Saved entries

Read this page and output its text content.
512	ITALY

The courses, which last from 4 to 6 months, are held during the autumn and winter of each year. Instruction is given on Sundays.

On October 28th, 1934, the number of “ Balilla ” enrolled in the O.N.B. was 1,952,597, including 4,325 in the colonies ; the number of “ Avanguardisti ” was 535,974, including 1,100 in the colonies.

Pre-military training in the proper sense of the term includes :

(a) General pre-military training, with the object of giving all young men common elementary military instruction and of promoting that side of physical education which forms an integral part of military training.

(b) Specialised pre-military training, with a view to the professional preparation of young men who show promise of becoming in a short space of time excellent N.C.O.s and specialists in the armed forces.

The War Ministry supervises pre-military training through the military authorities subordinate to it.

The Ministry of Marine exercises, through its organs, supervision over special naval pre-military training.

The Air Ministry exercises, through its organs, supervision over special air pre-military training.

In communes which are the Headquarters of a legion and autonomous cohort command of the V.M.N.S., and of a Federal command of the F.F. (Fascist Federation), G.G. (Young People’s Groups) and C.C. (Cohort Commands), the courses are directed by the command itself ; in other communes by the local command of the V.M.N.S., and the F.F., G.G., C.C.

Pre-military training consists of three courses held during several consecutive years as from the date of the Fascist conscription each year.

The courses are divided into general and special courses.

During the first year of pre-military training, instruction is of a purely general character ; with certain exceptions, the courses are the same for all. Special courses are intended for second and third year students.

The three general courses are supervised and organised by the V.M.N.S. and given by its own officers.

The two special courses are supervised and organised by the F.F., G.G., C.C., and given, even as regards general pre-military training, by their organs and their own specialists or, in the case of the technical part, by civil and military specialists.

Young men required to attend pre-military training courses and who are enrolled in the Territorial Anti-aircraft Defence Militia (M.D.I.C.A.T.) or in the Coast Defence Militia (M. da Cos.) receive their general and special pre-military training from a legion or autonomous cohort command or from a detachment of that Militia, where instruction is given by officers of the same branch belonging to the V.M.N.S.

**Problem to work on:** Search the preceding listing for the word "specialists" and pull out every line that holds it.

**Solution to this problem:**
(b) Specialised pre-military training, with a view to the professional preparation of young men who show promise of becoming in a short space of time excellent N.C.O.s and specialists in the armed forces.
The two special courses are supervised and organised by the F.F., G.G., C.C., and given, even as regards general pre-military training, by their organs and their own specialists or, in the case of the technical part, by civil and military specialists.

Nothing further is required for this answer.